### RECORDS FOR THIS EXERCISE:

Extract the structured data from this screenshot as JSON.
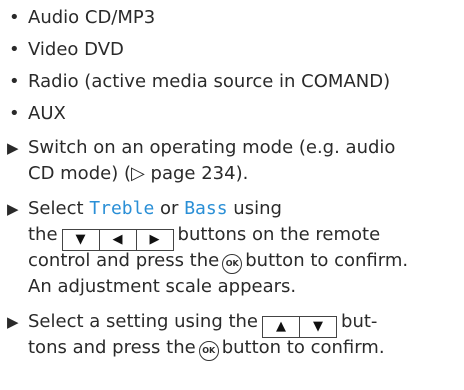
{
  "bullets": [
    "Audio CD/MP3",
    "Video DVD",
    "Radio (active media source in COMAND)",
    "AUX"
  ],
  "bullet_glyph": "•",
  "arrow_glyph": "▶",
  "step1": {
    "line1": "Switch on an operating mode (e.g. audio",
    "line2": "CD mode) (▷ page 234)."
  },
  "step2": {
    "select": "Select",
    "treble": "Treble",
    "or": "or",
    "bass": "Bass",
    "using": "using",
    "the": "the",
    "after_keys": "buttons on the remote",
    "line3": "control and press the",
    "ok_label": "OK",
    "line3_end": "button to confirm.",
    "line4": "An adjustment scale appears."
  },
  "step3": {
    "before_keys": "Select a setting using the",
    "after_keys": "but-",
    "line2_start": "tons and press the",
    "ok_label": "OK",
    "line2_end": "button to confirm."
  },
  "keys": {
    "down": "▼",
    "left": "◀",
    "right": "▶",
    "up": "▲"
  },
  "colors": {
    "highlight": "#2a8fd6",
    "text": "#2a2a2a"
  }
}
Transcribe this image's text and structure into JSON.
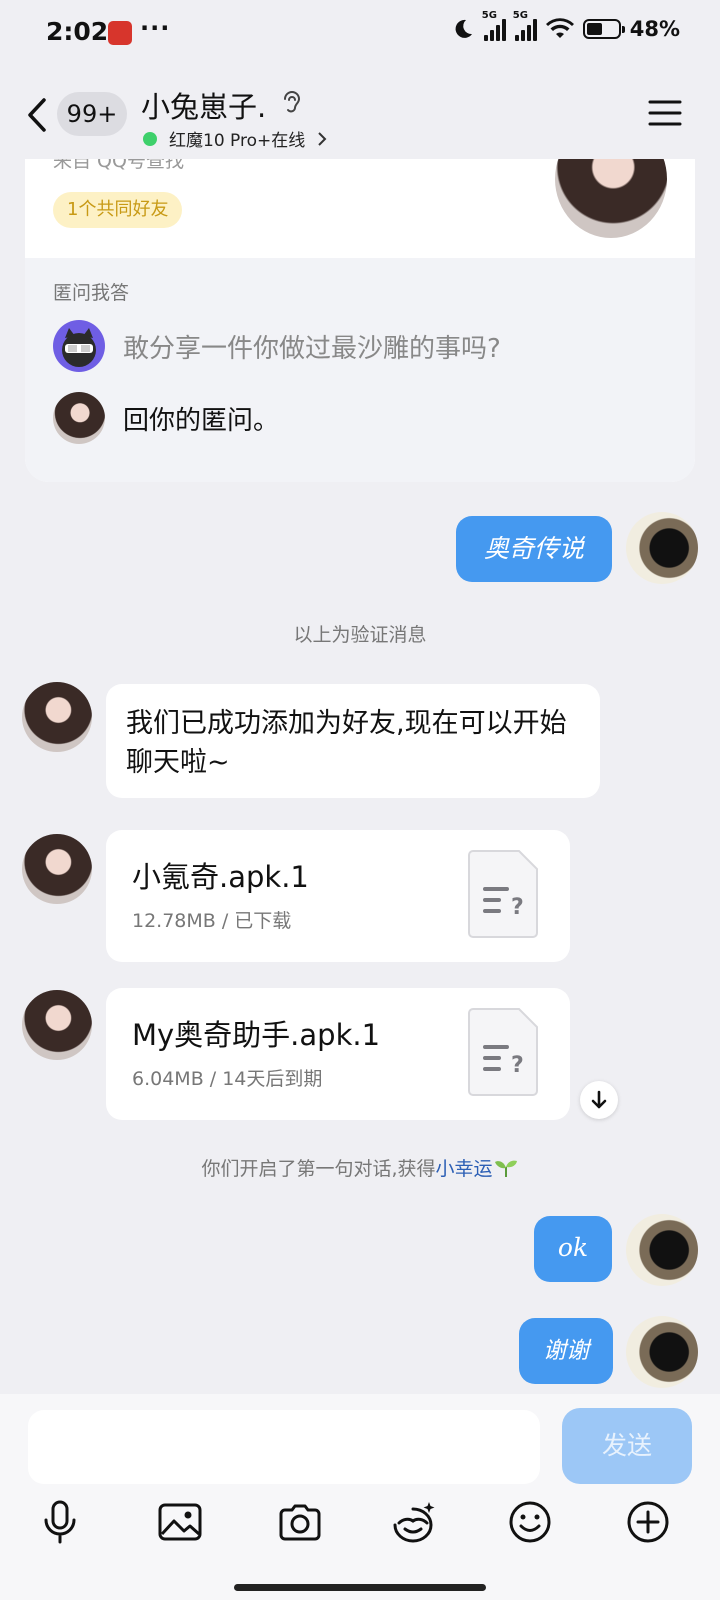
{
  "status_bar": {
    "time": "2:02",
    "dots": "···",
    "network_1": "5G",
    "network_2": "5G",
    "battery": "48%"
  },
  "header": {
    "unread_count": "99+",
    "contact_name": "小兔崽子.",
    "online_status": "红魔10 Pro+在线",
    "online_color": "#3ed06b"
  },
  "profile_card": {
    "source_partial": "来自 QQ号查找",
    "mutual_friends": "1个共同好友",
    "qa_title": "匿问我答",
    "qa_question": "敢分享一件你做过最沙雕的事吗?",
    "qa_answer": "回你的匿问。"
  },
  "messages": {
    "out_1": "奥奇传说",
    "verify_notice": "以上为验证消息",
    "in_text": "我们已成功添加为好友,现在可以开始聊天啦~",
    "file_1": {
      "name": "小氪奇.apk.1",
      "meta": "12.78MB / 已下载"
    },
    "file_2": {
      "name": "My奥奇助手.apk.1",
      "meta": "6.04MB / 14天后到期"
    },
    "first_chat_prefix": "你们开启了第一句对话,获得",
    "first_chat_link": "小幸运",
    "out_2": "ok",
    "out_3": "谢谢"
  },
  "input": {
    "placeholder": "",
    "send_label": "发送"
  },
  "toolbar": [
    "microphone-icon",
    "image-icon",
    "camera-icon",
    "emoticon-face-icon",
    "smiley-icon",
    "plus-icon"
  ],
  "colors": {
    "bubble_out": "#4599f0",
    "send_button": "#9cc7f6",
    "mutual_chip_bg": "#fdf1c5",
    "link": "#2c5fb5"
  }
}
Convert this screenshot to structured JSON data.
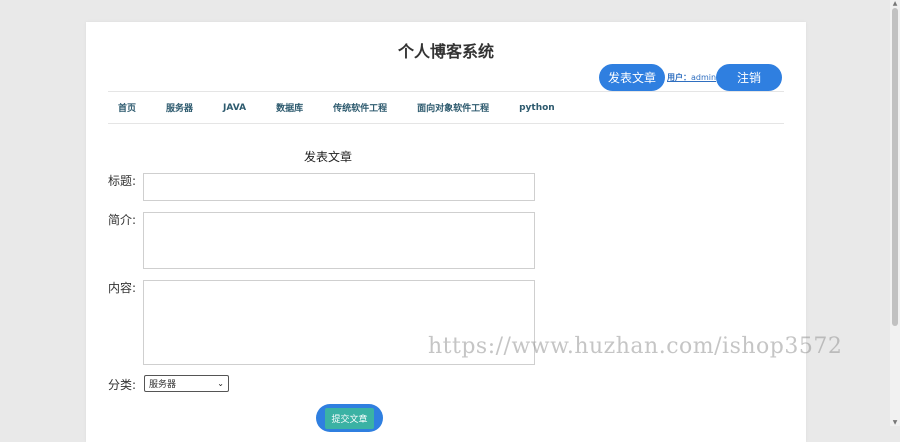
{
  "site": {
    "title": "个人博客系统"
  },
  "header": {
    "publish_button": "发表文章",
    "user_prefix": "用户：",
    "username": "admin",
    "logout_button": "注销"
  },
  "nav": {
    "items": [
      "首页",
      "服务器",
      "JAVA",
      "数据库",
      "传统软件工程",
      "面向对象软件工程",
      "python"
    ]
  },
  "form": {
    "heading": "发表文章",
    "title_label": "标题:",
    "title_value": "",
    "summary_label": "简介:",
    "summary_value": "",
    "content_label": "内容:",
    "content_value": "",
    "category_label": "分类:",
    "category_selected": "服务器",
    "submit_label": "提交文章"
  },
  "watermark": "https://www.huzhan.com/ishop3572",
  "colors": {
    "accent": "#2f7fe0",
    "submit_inner": "#3bb2a4",
    "nav_text": "#2d5a6e"
  }
}
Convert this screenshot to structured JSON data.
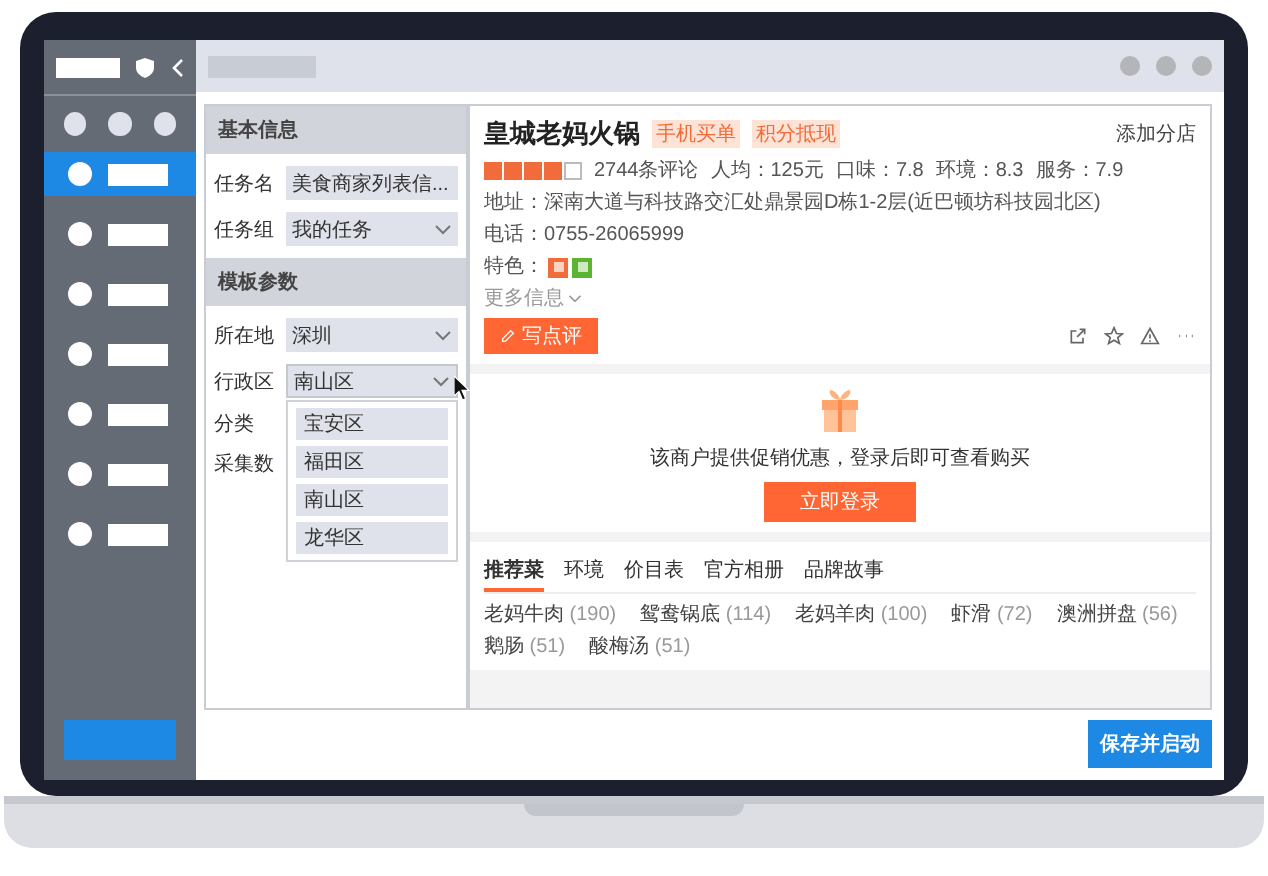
{
  "sidebar": {
    "nav_items": [
      {
        "selected": true
      },
      {
        "selected": false
      },
      {
        "selected": false
      },
      {
        "selected": false
      },
      {
        "selected": false
      },
      {
        "selected": false
      },
      {
        "selected": false
      }
    ]
  },
  "form": {
    "sections": [
      {
        "title": "基本信息",
        "fields": [
          {
            "label": "任务名",
            "kind": "input",
            "value": "美食商家列表信..."
          },
          {
            "label": "任务组",
            "kind": "select",
            "value": "我的任务",
            "expanded": false
          }
        ]
      },
      {
        "title": "模板参数",
        "fields": [
          {
            "label": "所在地",
            "kind": "select",
            "value": "深圳",
            "expanded": false
          },
          {
            "label": "行政区",
            "kind": "select",
            "value": "南山区",
            "expanded": true,
            "options": [
              "宝安区",
              "福田区",
              "南山区",
              "龙华区"
            ]
          },
          {
            "label": "分类",
            "kind": "label"
          },
          {
            "label": "采集数",
            "kind": "label"
          }
        ]
      }
    ]
  },
  "shop": {
    "name": "皇城老妈火锅",
    "tags": [
      "手机买单",
      "积分抵现"
    ],
    "add_branch": "添加分店",
    "stars": 4,
    "stats": [
      "2744条评论",
      "人均：125元",
      "口味：7.8",
      "环境：8.3",
      "服务：7.9"
    ],
    "address_label": "地址：",
    "address": "深南大道与科技路交汇处鼎景园D栋1-2层(近巴顿坊科技园北区)",
    "phone_label": "电话：",
    "phone": "0755-26065999",
    "features_label": "特色：",
    "features": [
      {
        "color": "#f26b3a"
      },
      {
        "color": "#5cb531"
      }
    ],
    "more": "更多信息",
    "review_button": "写点评"
  },
  "promo": {
    "text": "该商户提供促销优惠，登录后即可查看购买",
    "button": "立即登录"
  },
  "tabs": [
    {
      "label": "推荐菜",
      "selected": true
    },
    {
      "label": "环境",
      "selected": false
    },
    {
      "label": "价目表",
      "selected": false
    },
    {
      "label": "官方相册",
      "selected": false
    },
    {
      "label": "品牌故事",
      "selected": false
    }
  ],
  "dishes": [
    {
      "name": "老妈牛肉",
      "count": "(190)"
    },
    {
      "name": "鸳鸯锅底",
      "count": "(114)"
    },
    {
      "name": "老妈羊肉",
      "count": "(100)"
    },
    {
      "name": "虾滑",
      "count": "(72)"
    },
    {
      "name": "澳洲拼盘",
      "count": "(56)"
    },
    {
      "name": "鹅肠",
      "count": "(51)"
    },
    {
      "name": "酸梅汤",
      "count": "(51)"
    }
  ],
  "save_button": "保存并启动"
}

### REQUIRED WORK:
Exclude the pictures and repeat every other part of the records word for word.

### THE RESULT:
Extract the structured data from this screenshot as JSON.
{
  "bullets": [
    "Audio CD/MP3",
    "Video DVD",
    "Radio (active media source in COMAND)",
    "AUX"
  ],
  "bullet_glyph": "•",
  "arrow_glyph": "▶",
  "step1": {
    "line1": "Switch on an operating mode (e.g. audio",
    "line2": "CD mode) (▷ page 234)."
  },
  "step2": {
    "select": "Select",
    "treble": "Treble",
    "or": "or",
    "bass": "Bass",
    "using": "using",
    "the": "the",
    "after_keys": "buttons on the remote",
    "line3": "control and press the",
    "ok_label": "OK",
    "line3_end": "button to confirm.",
    "line4": "An adjustment scale appears."
  },
  "step3": {
    "before_keys": "Select a setting using the",
    "after_keys": "but-",
    "line2_start": "tons and press the",
    "ok_label": "OK",
    "line2_end": "button to confirm."
  },
  "keys": {
    "down": "▼",
    "left": "◀",
    "right": "▶",
    "up": "▲"
  },
  "colors": {
    "highlight": "#2a8fd6",
    "text": "#2a2a2a"
  }
}
Transcribe this image's text and structure into JSON.
{
  "status_bar": {
    "time": "2:02",
    "dots": "···",
    "network_1": "5G",
    "network_2": "5G",
    "battery": "48%"
  },
  "header": {
    "unread_count": "99+",
    "contact_name": "小兔崽子.",
    "online_status": "红魔10 Pro+在线",
    "online_color": "#3ed06b"
  },
  "profile_card": {
    "source_partial": "来自 QQ号查找",
    "mutual_friends": "1个共同好友",
    "qa_title": "匿问我答",
    "qa_question": "敢分享一件你做过最沙雕的事吗?",
    "qa_answer": "回你的匿问。"
  },
  "messages": {
    "out_1": "奥奇传说",
    "verify_notice": "以上为验证消息",
    "in_text": "我们已成功添加为好友,现在可以开始聊天啦~",
    "file_1": {
      "name": "小氪奇.apk.1",
      "meta": "12.78MB / 已下载"
    },
    "file_2": {
      "name": "My奥奇助手.apk.1",
      "meta": "6.04MB / 14天后到期"
    },
    "first_chat_prefix": "你们开启了第一句对话,获得",
    "first_chat_link": "小幸运",
    "out_2": "ok",
    "out_3": "谢谢"
  },
  "input": {
    "placeholder": "",
    "send_label": "发送"
  },
  "toolbar": [
    "microphone-icon",
    "image-icon",
    "camera-icon",
    "emoticon-face-icon",
    "smiley-icon",
    "plus-icon"
  ],
  "colors": {
    "bubble_out": "#4599f0",
    "send_button": "#9cc7f6",
    "mutual_chip_bg": "#fdf1c5",
    "link": "#2c5fb5"
  }
}
Convert this screenshot to structured JSON data.
{
  "site": {
    "title": "个人博客系统"
  },
  "header": {
    "publish_button": "发表文章",
    "user_prefix": "用户：",
    "username": "admin",
    "logout_button": "注销"
  },
  "nav": {
    "items": [
      "首页",
      "服务器",
      "JAVA",
      "数据库",
      "传统软件工程",
      "面向对象软件工程",
      "python"
    ]
  },
  "form": {
    "heading": "发表文章",
    "title_label": "标题:",
    "title_value": "",
    "summary_label": "简介:",
    "summary_value": "",
    "content_label": "内容:",
    "content_value": "",
    "category_label": "分类:",
    "category_selected": "服务器",
    "submit_label": "提交文章"
  },
  "watermark": "https://www.huzhan.com/ishop3572",
  "colors": {
    "accent": "#2f7fe0",
    "submit_inner": "#3bb2a4",
    "nav_text": "#2d5a6e"
  }
}
Convert this screenshot to structured JSON data.
{
  "sidebar": {
    "nav_items": [
      {
        "selected": true
      },
      {
        "selected": false
      },
      {
        "selected": false
      },
      {
        "selected": false
      },
      {
        "selected": false
      },
      {
        "selected": false
      },
      {
        "selected": false
      }
    ]
  },
  "form": {
    "sections": [
      {
        "title": "基本信息",
        "fields": [
          {
            "label": "任务名",
            "kind": "input",
            "value": "美食商家列表信..."
          },
          {
            "label": "任务组",
            "kind": "select",
            "value": "我的任务",
            "expanded": false
          }
        ]
      },
      {
        "title": "模板参数",
        "fields": [
          {
            "label": "所在地",
            "kind": "select",
            "value": "深圳",
            "expanded": false
          },
          {
            "label": "行政区",
            "kind": "select",
            "value": "南山区",
            "expanded": true,
            "options": [
              "宝安区",
              "福田区",
              "南山区",
              "龙华区"
            ]
          },
          {
            "label": "分类",
            "kind": "label"
          },
          {
            "label": "采集数",
            "kind": "label"
          }
        ]
      }
    ]
  },
  "shop": {
    "name": "皇城老妈火锅",
    "tags": [
      "手机买单",
      "积分抵现"
    ],
    "add_branch": "添加分店",
    "stars": 4,
    "stats": [
      "2744条评论",
      "人均：125元",
      "口味：7.8",
      "环境：8.3",
      "服务：7.9"
    ],
    "address_label": "地址：",
    "address": "深南大道与科技路交汇处鼎景园D栋1-2层(近巴顿坊科技园北区)",
    "phone_label": "电话：",
    "phone": "0755-26065999",
    "features_label": "特色：",
    "features": [
      {
        "color": "#f26b3a"
      },
      {
        "color": "#5cb531"
      }
    ],
    "more": "更多信息",
    "review_button": "写点评"
  },
  "promo": {
    "text": "该商户提供促销优惠，登录后即可查看购买",
    "button": "立即登录"
  },
  "tabs": [
    {
      "label": "推荐菜",
      "selected": true
    },
    {
      "label": "环境",
      "selected": false
    },
    {
      "label": "价目表",
      "selected": false
    },
    {
      "label": "官方相册",
      "selected": false
    },
    {
      "label": "品牌故事",
      "selected": false
    }
  ],
  "dishes": [
    {
      "name": "老妈牛肉",
      "count": "(190)"
    },
    {
      "name": "鸳鸯锅底",
      "count": "(114)"
    },
    {
      "name": "老妈羊肉",
      "count": "(100)"
    },
    {
      "name": "虾滑",
      "count": "(72)"
    },
    {
      "name": "澳洲拼盘",
      "count": "(56)"
    },
    {
      "name": "鹅肠",
      "count": "(51)"
    },
    {
      "name": "酸梅汤",
      "count": "(51)"
    }
  ],
  "save_button": "保存并启动"
}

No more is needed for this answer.